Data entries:

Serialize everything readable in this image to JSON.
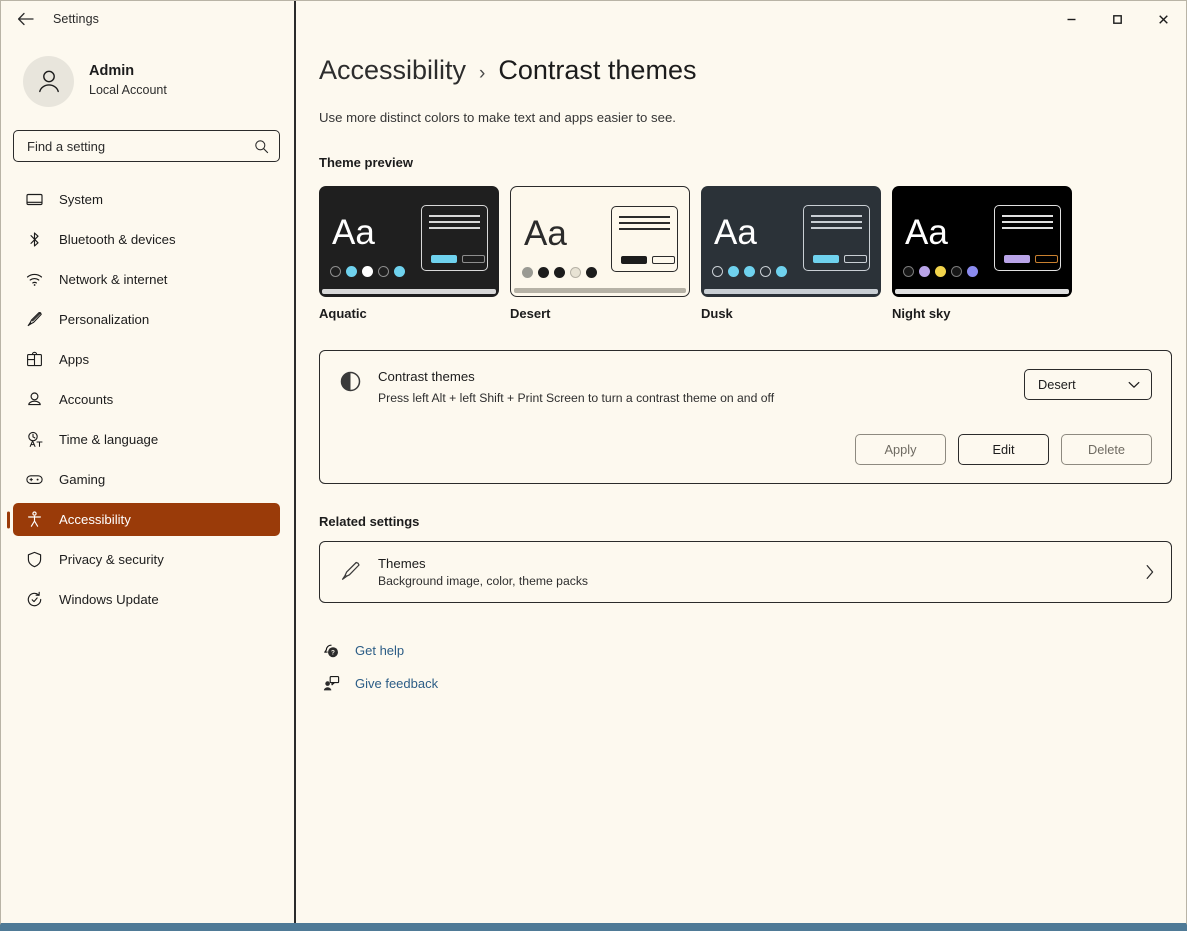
{
  "window": {
    "app_title": "Settings",
    "back_icon": "back-arrow-icon",
    "controls": {
      "minimize": "–",
      "maximize": "□",
      "close": "✕"
    }
  },
  "sidebar": {
    "account": {
      "name": "Admin",
      "subtitle": "Local Account",
      "avatar_icon": "person-avatar-icon"
    },
    "search": {
      "placeholder": "Find a setting",
      "icon": "search-icon"
    },
    "items": [
      {
        "label": "System",
        "icon": "system-icon",
        "active": false
      },
      {
        "label": "Bluetooth & devices",
        "icon": "bluetooth-icon",
        "active": false
      },
      {
        "label": "Network & internet",
        "icon": "wifi-icon",
        "active": false
      },
      {
        "label": "Personalization",
        "icon": "paintbrush-icon",
        "active": false
      },
      {
        "label": "Apps",
        "icon": "apps-grid-icon",
        "active": false
      },
      {
        "label": "Accounts",
        "icon": "account-person-icon",
        "active": false
      },
      {
        "label": "Time & language",
        "icon": "clock-language-icon",
        "active": false
      },
      {
        "label": "Gaming",
        "icon": "gamepad-icon",
        "active": false
      },
      {
        "label": "Accessibility",
        "icon": "accessibility-person-icon",
        "active": true
      },
      {
        "label": "Privacy & security",
        "icon": "shield-icon",
        "active": false
      },
      {
        "label": "Windows Update",
        "icon": "update-refresh-icon",
        "active": false
      }
    ],
    "accent_color": "#9A3B09",
    "background_color": "#FDF9EF"
  },
  "main": {
    "breadcrumb": {
      "parent": "Accessibility",
      "separator": "›",
      "current": "Contrast themes"
    },
    "subtitle": "Use more distinct colors to make text and apps easier to see.",
    "theme_preview_label": "Theme preview",
    "themes": [
      {
        "name": "Aquatic",
        "selected": false,
        "bg": "#1F1F1F",
        "text": "#FFFFFF",
        "dots": [
          "outline:#8e8e8e",
          "#6FD2EE",
          "#FFFFFF",
          "outline:#8e8e8e",
          "#6FD2EE"
        ],
        "mini_border": "#d8d8d8",
        "mini_line": "#d8d8d8",
        "btn_fill": "#6FD2EE",
        "btn_outline": "#8e8e8e",
        "bar": "#d8d8d8"
      },
      {
        "name": "Desert",
        "selected": true,
        "bg": "#FDF8EC",
        "text": "#2B2B2B",
        "dots": [
          "#9a9a93",
          "#1c1c1c",
          "#1c1c1c",
          "outline:#b6b2a6",
          "#1c1c1c"
        ],
        "mini_border": "#2b2b2b",
        "mini_line": "#2b2b2b",
        "btn_fill": "#1c1c1c",
        "btn_outline": "#2b2b2b",
        "bar": "#b6b2a6"
      },
      {
        "name": "Dusk",
        "selected": false,
        "bg": "#2B3238",
        "text": "#FFFFFF",
        "dots": [
          "outline:#c9cfd4",
          "#6FD2EE",
          "#6FD2EE",
          "outline:#c9cfd4",
          "#6FD2EE"
        ],
        "mini_border": "#c9cfd4",
        "mini_line": "#c9cfd4",
        "btn_fill": "#6FD2EE",
        "btn_outline": "#c9cfd4",
        "bar": "#c9cfd4"
      },
      {
        "name": "Night sky",
        "selected": false,
        "bg": "#000000",
        "text": "#FFFFFF",
        "dots": [
          "outline:#7a7a7a",
          "#B9A4E8",
          "#F2D44C",
          "outline:#7a7a7a",
          "#8C8CF0"
        ],
        "mini_border": "#e0e0e0",
        "mini_line": "#e0e0e0",
        "btn_fill": "#B9A4E8",
        "btn_outline": "#C9802F",
        "bar": "#e0e0e0"
      }
    ],
    "contrast_setting": {
      "icon": "contrast-circle-icon",
      "title": "Contrast themes",
      "description": "Press left Alt + left Shift + Print Screen to turn a contrast theme on and off",
      "dropdown": {
        "value": "Desert",
        "chevron_icon": "chevron-down-icon"
      },
      "buttons": [
        {
          "label": "Apply",
          "enabled": false
        },
        {
          "label": "Edit",
          "enabled": true
        },
        {
          "label": "Delete",
          "enabled": false
        }
      ]
    },
    "related_settings_label": "Related settings",
    "related_item": {
      "icon": "paintbrush-icon",
      "title": "Themes",
      "subtitle": "Background image, color, theme packs",
      "chevron_icon": "chevron-right-icon"
    },
    "links": [
      {
        "label": "Get help",
        "icon": "get-help-icon"
      },
      {
        "label": "Give feedback",
        "icon": "give-feedback-icon"
      }
    ],
    "link_color": "#2c5d86"
  }
}
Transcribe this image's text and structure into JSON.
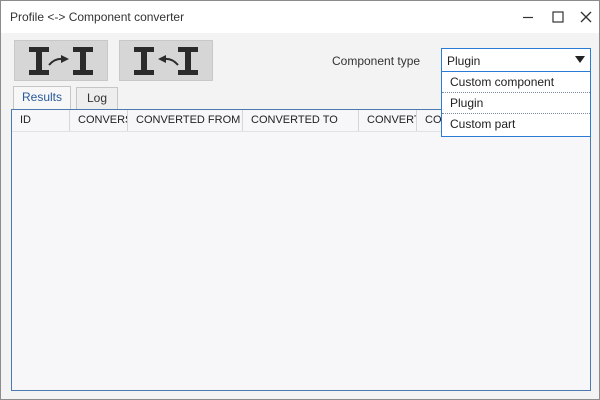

Written exercise | Restate the data above word for word. Skip every picture.

Final result |
Serialize everything readable in this image to JSON.
{
  "window": {
    "app_title": "Settings",
    "back_icon": "back-arrow-icon",
    "controls": {
      "minimize": "–",
      "maximize": "□",
      "close": "✕"
    }
  },
  "sidebar": {
    "account": {
      "name": "Admin",
      "subtitle": "Local Account",
      "avatar_icon": "person-avatar-icon"
    },
    "search": {
      "placeholder": "Find a setting",
      "icon": "search-icon"
    },
    "items": [
      {
        "label": "System",
        "icon": "system-icon",
        "active": false
      },
      {
        "label": "Bluetooth & devices",
        "icon": "bluetooth-icon",
        "active": false
      },
      {
        "label": "Network & internet",
        "icon": "wifi-icon",
        "active": false
      },
      {
        "label": "Personalization",
        "icon": "paintbrush-icon",
        "active": false
      },
      {
        "label": "Apps",
        "icon": "apps-grid-icon",
        "active": false
      },
      {
        "label": "Accounts",
        "icon": "account-person-icon",
        "active": false
      },
      {
        "label": "Time & language",
        "icon": "clock-language-icon",
        "active": false
      },
      {
        "label": "Gaming",
        "icon": "gamepad-icon",
        "active": false
      },
      {
        "label": "Accessibility",
        "icon": "accessibility-person-icon",
        "active": true
      },
      {
        "label": "Privacy & security",
        "icon": "shield-icon",
        "active": false
      },
      {
        "label": "Windows Update",
        "icon": "update-refresh-icon",
        "active": false
      }
    ],
    "accent_color": "#9A3B09",
    "background_color": "#FDF9EF"
  },
  "main": {
    "breadcrumb": {
      "parent": "Accessibility",
      "separator": "›",
      "current": "Contrast themes"
    },
    "subtitle": "Use more distinct colors to make text and apps easier to see.",
    "theme_preview_label": "Theme preview",
    "themes": [
      {
        "name": "Aquatic",
        "selected": false,
        "bg": "#1F1F1F",
        "text": "#FFFFFF",
        "dots": [
          "outline:#8e8e8e",
          "#6FD2EE",
          "#FFFFFF",
          "outline:#8e8e8e",
          "#6FD2EE"
        ],
        "mini_border": "#d8d8d8",
        "mini_line": "#d8d8d8",
        "btn_fill": "#6FD2EE",
        "btn_outline": "#8e8e8e",
        "bar": "#d8d8d8"
      },
      {
        "name": "Desert",
        "selected": true,
        "bg": "#FDF8EC",
        "text": "#2B2B2B",
        "dots": [
          "#9a9a93",
          "#1c1c1c",
          "#1c1c1c",
          "outline:#b6b2a6",
          "#1c1c1c"
        ],
        "mini_border": "#2b2b2b",
        "mini_line": "#2b2b2b",
        "btn_fill": "#1c1c1c",
        "btn_outline": "#2b2b2b",
        "bar": "#b6b2a6"
      },
      {
        "name": "Dusk",
        "selected": false,
        "bg": "#2B3238",
        "text": "#FFFFFF",
        "dots": [
          "outline:#c9cfd4",
          "#6FD2EE",
          "#6FD2EE",
          "outline:#c9cfd4",
          "#6FD2EE"
        ],
        "mini_border": "#c9cfd4",
        "mini_line": "#c9cfd4",
        "btn_fill": "#6FD2EE",
        "btn_outline": "#c9cfd4",
        "bar": "#c9cfd4"
      },
      {
        "name": "Night sky",
        "selected": false,
        "bg": "#000000",
        "text": "#FFFFFF",
        "dots": [
          "outline:#7a7a7a",
          "#B9A4E8",
          "#F2D44C",
          "outline:#7a7a7a",
          "#8C8CF0"
        ],
        "mini_border": "#e0e0e0",
        "mini_line": "#e0e0e0",
        "btn_fill": "#B9A4E8",
        "btn_outline": "#C9802F",
        "bar": "#e0e0e0"
      }
    ],
    "contrast_setting": {
      "icon": "contrast-circle-icon",
      "title": "Contrast themes",
      "description": "Press left Alt + left Shift + Print Screen to turn a contrast theme on and off",
      "dropdown": {
        "value": "Desert",
        "chevron_icon": "chevron-down-icon"
      },
      "buttons": [
        {
          "label": "Apply",
          "enabled": false
        },
        {
          "label": "Edit",
          "enabled": true
        },
        {
          "label": "Delete",
          "enabled": false
        }
      ]
    },
    "related_settings_label": "Related settings",
    "related_item": {
      "icon": "paintbrush-icon",
      "title": "Themes",
      "subtitle": "Background image, color, theme packs",
      "chevron_icon": "chevron-right-icon"
    },
    "links": [
      {
        "label": "Get help",
        "icon": "get-help-icon"
      },
      {
        "label": "Give feedback",
        "icon": "give-feedback-icon"
      }
    ],
    "link_color": "#2c5d86"
  }
}
Transcribe this image's text and structure into JSON.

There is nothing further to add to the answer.